Records
■ ■ ■ ■ ■ ■ ■

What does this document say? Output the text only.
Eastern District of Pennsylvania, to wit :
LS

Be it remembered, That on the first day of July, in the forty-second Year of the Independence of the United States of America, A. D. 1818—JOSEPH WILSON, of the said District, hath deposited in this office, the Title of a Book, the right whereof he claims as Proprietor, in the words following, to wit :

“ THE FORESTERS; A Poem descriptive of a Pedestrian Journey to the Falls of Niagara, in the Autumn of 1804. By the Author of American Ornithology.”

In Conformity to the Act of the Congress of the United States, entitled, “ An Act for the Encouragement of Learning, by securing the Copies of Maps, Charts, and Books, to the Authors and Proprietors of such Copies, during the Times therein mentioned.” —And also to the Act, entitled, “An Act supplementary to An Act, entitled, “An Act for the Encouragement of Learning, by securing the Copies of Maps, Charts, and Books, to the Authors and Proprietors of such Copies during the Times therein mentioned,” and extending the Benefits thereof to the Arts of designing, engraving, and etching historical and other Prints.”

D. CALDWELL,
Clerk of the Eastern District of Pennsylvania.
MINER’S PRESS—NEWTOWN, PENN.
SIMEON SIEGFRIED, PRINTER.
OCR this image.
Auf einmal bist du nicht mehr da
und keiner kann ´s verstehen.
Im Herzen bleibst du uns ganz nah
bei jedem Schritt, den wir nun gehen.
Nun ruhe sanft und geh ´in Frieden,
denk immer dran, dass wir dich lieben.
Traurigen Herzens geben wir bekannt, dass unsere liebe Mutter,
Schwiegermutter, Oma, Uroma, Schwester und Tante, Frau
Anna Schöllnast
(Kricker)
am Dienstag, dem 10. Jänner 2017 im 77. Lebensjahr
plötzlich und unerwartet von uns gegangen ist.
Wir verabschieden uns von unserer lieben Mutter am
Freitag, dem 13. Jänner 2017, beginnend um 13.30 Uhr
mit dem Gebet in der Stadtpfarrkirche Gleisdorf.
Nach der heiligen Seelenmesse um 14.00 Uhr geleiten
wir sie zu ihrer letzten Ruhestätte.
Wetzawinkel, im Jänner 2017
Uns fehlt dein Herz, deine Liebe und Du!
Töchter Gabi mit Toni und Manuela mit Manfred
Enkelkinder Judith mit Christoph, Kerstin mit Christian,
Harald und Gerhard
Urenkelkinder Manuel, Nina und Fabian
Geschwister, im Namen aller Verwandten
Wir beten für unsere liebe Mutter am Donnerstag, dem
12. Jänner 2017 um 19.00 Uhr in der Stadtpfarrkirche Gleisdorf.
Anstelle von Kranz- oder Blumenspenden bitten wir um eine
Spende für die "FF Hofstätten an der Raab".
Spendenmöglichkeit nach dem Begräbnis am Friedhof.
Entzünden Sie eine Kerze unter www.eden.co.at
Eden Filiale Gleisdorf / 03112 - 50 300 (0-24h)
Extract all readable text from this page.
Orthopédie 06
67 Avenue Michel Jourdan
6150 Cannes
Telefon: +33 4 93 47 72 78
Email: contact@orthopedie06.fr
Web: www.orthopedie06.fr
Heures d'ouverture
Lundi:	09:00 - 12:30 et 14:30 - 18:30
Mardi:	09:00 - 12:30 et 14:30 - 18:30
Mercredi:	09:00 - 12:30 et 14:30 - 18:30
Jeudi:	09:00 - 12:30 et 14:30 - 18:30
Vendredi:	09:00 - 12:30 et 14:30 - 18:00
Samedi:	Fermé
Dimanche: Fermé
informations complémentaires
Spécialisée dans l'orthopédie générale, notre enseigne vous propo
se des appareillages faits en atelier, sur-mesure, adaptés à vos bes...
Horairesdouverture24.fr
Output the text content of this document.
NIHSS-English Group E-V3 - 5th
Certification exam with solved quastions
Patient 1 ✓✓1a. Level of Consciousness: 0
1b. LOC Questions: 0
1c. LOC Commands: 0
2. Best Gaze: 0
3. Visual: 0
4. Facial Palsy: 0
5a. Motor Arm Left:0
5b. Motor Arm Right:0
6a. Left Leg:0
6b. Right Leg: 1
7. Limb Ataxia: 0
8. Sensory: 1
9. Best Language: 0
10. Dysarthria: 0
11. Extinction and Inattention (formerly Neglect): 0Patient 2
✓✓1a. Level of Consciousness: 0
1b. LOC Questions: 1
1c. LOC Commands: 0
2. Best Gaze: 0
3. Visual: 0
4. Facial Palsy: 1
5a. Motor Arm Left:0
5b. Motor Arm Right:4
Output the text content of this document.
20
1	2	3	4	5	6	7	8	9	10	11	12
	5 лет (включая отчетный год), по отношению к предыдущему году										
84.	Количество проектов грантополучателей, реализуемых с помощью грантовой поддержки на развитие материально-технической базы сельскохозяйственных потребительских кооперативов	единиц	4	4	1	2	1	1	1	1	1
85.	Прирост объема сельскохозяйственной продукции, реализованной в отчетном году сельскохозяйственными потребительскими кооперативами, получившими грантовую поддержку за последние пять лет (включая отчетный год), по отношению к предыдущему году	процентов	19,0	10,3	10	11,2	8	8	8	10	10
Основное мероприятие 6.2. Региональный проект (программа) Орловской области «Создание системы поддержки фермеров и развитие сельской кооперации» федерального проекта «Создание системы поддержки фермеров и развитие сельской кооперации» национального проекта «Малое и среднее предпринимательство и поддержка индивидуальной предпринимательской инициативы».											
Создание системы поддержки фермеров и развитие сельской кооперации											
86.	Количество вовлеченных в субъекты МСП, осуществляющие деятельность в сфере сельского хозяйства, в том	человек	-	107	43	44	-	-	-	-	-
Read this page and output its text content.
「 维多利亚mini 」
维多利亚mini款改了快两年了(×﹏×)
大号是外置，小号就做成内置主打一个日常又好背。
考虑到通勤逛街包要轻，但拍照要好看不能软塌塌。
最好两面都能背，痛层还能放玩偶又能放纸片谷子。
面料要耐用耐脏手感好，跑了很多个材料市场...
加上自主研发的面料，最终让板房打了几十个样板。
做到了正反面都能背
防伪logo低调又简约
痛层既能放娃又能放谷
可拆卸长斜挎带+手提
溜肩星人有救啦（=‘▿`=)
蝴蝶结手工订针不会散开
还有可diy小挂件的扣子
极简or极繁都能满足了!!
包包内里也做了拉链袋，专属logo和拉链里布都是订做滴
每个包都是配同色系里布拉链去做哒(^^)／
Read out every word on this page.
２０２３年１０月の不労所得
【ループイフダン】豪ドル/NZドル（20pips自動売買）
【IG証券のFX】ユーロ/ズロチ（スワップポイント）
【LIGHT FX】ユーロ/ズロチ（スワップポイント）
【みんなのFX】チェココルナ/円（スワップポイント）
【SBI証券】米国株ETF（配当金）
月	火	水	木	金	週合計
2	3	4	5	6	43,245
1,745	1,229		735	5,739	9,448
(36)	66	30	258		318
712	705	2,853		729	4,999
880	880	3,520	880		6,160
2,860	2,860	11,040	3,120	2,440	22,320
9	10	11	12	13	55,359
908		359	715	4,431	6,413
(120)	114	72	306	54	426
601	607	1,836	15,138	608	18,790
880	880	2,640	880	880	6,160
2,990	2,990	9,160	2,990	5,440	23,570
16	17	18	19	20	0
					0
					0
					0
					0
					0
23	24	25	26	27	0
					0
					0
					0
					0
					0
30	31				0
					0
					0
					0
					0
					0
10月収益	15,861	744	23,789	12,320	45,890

■ ■ ■ ■ ■ ■ ■

> [TASK BRIEF]
From the listing above, reproduce all the lines exactly.

> [RESPONSE]
What does this document say? Output the text only.
Eastern District of Pennsylvania, to wit :
LS

Be it remembered, That on the first day of July, in the forty-second Year of the Independence of the United States of America, A. D. 1818—JOSEPH WILSON, of the said District, hath deposited in this office, the Title of a Book, the right whereof he claims as Proprietor, in the words following, to wit :

“ THE FORESTERS; A Poem descriptive of a Pedestrian Journey to the Falls of Niagara, in the Autumn of 1804. By the Author of American Ornithology.”

In Conformity to the Act of the Congress of the United States, entitled, “ An Act for the Encouragement of Learning, by securing the Copies of Maps, Charts, and Books, to the Authors and Proprietors of such Copies, during the Times therein mentioned.” —And also to the Act, entitled, “An Act supplementary to An Act, entitled, “An Act for the Encouragement of Learning, by securing the Copies of Maps, Charts, and Books, to the Authors and Proprietors of such Copies during the Times therein mentioned,” and extending the Benefits thereof to the Arts of designing, engraving, and etching historical and other Prints.”

D. CALDWELL,
Clerk of the Eastern District of Pennsylvania.
MINER’S PRESS—NEWTOWN, PENN.
SIMEON SIEGFRIED, PRINTER.
OCR this image.
Auf einmal bist du nicht mehr da
und keiner kann ´s verstehen.
Im Herzen bleibst du uns ganz nah
bei jedem Schritt, den wir nun gehen.
Nun ruhe sanft und geh ´in Frieden,
denk immer dran, dass wir dich lieben.
Traurigen Herzens geben wir bekannt, dass unsere liebe Mutter,
Schwiegermutter, Oma, Uroma, Schwester und Tante, Frau
Anna Schöllnast
(Kricker)
am Dienstag, dem 10. Jänner 2017 im 77. Lebensjahr
plötzlich und unerwartet von uns gegangen ist.
Wir verabschieden uns von unserer lieben Mutter am
Freitag, dem 13. Jänner 2017, beginnend um 13.30 Uhr
mit dem Gebet in der Stadtpfarrkirche Gleisdorf.
Nach der heiligen Seelenmesse um 14.00 Uhr geleiten
wir sie zu ihrer letzten Ruhestätte.
Wetzawinkel, im Jänner 2017
Uns fehlt dein Herz, deine Liebe und Du!
Töchter Gabi mit Toni und Manuela mit Manfred
Enkelkinder Judith mit Christoph, Kerstin mit Christian,
Harald und Gerhard
Urenkelkinder Manuel, Nina und Fabian
Geschwister, im Namen aller Verwandten
Wir beten für unsere liebe Mutter am Donnerstag, dem
12. Jänner 2017 um 19.00 Uhr in der Stadtpfarrkirche Gleisdorf.
Anstelle von Kranz- oder Blumenspenden bitten wir um eine
Spende für die "FF Hofstätten an der Raab".
Spendenmöglichkeit nach dem Begräbnis am Friedhof.
Entzünden Sie eine Kerze unter www.eden.co.at
Eden Filiale Gleisdorf / 03112 - 50 300 (0-24h)
Extract all readable text from this page.
Orthopédie 06
67 Avenue Michel Jourdan
6150 Cannes
Telefon: +33 4 93 47 72 78
Email: contact@orthopedie06.fr
Web: www.orthopedie06.fr
Heures d'ouverture
Lundi:	09:00 - 12:30 et 14:30 - 18:30
Mardi:	09:00 - 12:30 et 14:30 - 18:30
Mercredi:	09:00 - 12:30 et 14:30 - 18:30
Jeudi:	09:00 - 12:30 et 14:30 - 18:30
Vendredi:	09:00 - 12:30 et 14:30 - 18:00
Samedi:	Fermé
Dimanche: Fermé
informations complémentaires
Spécialisée dans l'orthopédie générale, notre enseigne vous propo
se des appareillages faits en atelier, sur-mesure, adaptés à vos bes...
Horairesdouverture24.fr
Output the text content of this document.
NIHSS-English Group E-V3 - 5th
Certification exam with solved quastions
Patient 1 ✓✓1a. Level of Consciousness: 0
1b. LOC Questions: 0
1c. LOC Commands: 0
2. Best Gaze: 0
3. Visual: 0
4. Facial Palsy: 0
5a. Motor Arm Left:0
5b. Motor Arm Right:0
6a. Left Leg:0
6b. Right Leg: 1
7. Limb Ataxia: 0
8. Sensory: 1
9. Best Language: 0
10. Dysarthria: 0
11. Extinction and Inattention (formerly Neglect): 0Patient 2
✓✓1a. Level of Consciousness: 0
1b. LOC Questions: 1
1c. LOC Commands: 0
2. Best Gaze: 0
3. Visual: 0
4. Facial Palsy: 1
5a. Motor Arm Left:0
5b. Motor Arm Right:4
Output the text content of this document.
20
1	2	3	4	5	6	7	8	9	10	11	12
	5 лет (включая отчетный год), по отношению к предыдущему году										
84.	Количество проектов грантополучателей, реализуемых с помощью грантовой поддержки на развитие материально-технической базы сельскохозяйственных потребительских кооперативов	единиц	4	4	1	2	1	1	1	1	1
85.	Прирост объема сельскохозяйственной продукции, реализованной в отчетном году сельскохозяйственными потребительскими кооперативами, получившими грантовую поддержку за последние пять лет (включая отчетный год), по отношению к предыдущему году	процентов	19,0	10,3	10	11,2	8	8	8	10	10
Основное мероприятие 6.2. Региональный проект (программа) Орловской области «Создание системы поддержки фермеров и развитие сельской кооперации» федерального проекта «Создание системы поддержки фермеров и развитие сельской кооперации» национального проекта «Малое и среднее предпринимательство и поддержка индивидуальной предпринимательской инициативы».											
Создание системы поддержки фермеров и развитие сельской кооперации											
86.	Количество вовлеченных в субъекты МСП, осуществляющие деятельность в сфере сельского хозяйства, в том	человек	-	107	43	44	-	-	-	-	-
Read this page and output its text content.
「 维多利亚mini 」
维多利亚mini款改了快两年了(×﹏×)
大号是外置，小号就做成内置主打一个日常又好背。
考虑到通勤逛街包要轻，但拍照要好看不能软塌塌。
最好两面都能背，痛层还能放玩偶又能放纸片谷子。
面料要耐用耐脏手感好，跑了很多个材料市场...
加上自主研发的面料，最终让板房打了几十个样板。
做到了正反面都能背
防伪logo低调又简约
痛层既能放娃又能放谷
可拆卸长斜挎带+手提
溜肩星人有救啦（=‘▿`=)
蝴蝶结手工订针不会散开
还有可diy小挂件的扣子
极简or极繁都能满足了!!
包包内里也做了拉链袋，专属logo和拉链里布都是订做滴
每个包都是配同色系里布拉链去做哒(^^)／
Read out every word on this page.
２０２３年１０月の不労所得
【ループイフダン】豪ドル/NZドル（20pips自動売買）
【IG証券のFX】ユーロ/ズロチ（スワップポイント）
【LIGHT FX】ユーロ/ズロチ（スワップポイント）
【みんなのFX】チェココルナ/円（スワップポイント）
【SBI証券】米国株ETF（配当金）
月	火	水	木	金	週合計
2	3	4	5	6	43,245
1,745	1,229		735	5,739	9,448
(36)	66	30	258		318
712	705	2,853		729	4,999
880	880	3,520	880		6,160
2,860	2,860	11,040	3,120	2,440	22,320
9	10	11	12	13	55,359
908		359	715	4,431	6,413
(120)	114	72	306	54	426
601	607	1,836	15,138	608	18,790
880	880	2,640	880	880	6,160
2,990	2,990	9,160	2,990	5,440	23,570
16	17	18	19	20	0
					0
					0
					0
					0
					0
23	24	25	26	27	0
					0
					0
					0
					0
					0
30	31				0
					0
					0
					0
					0
					0
10月収益	15,861	744	23,789	12,320	45,890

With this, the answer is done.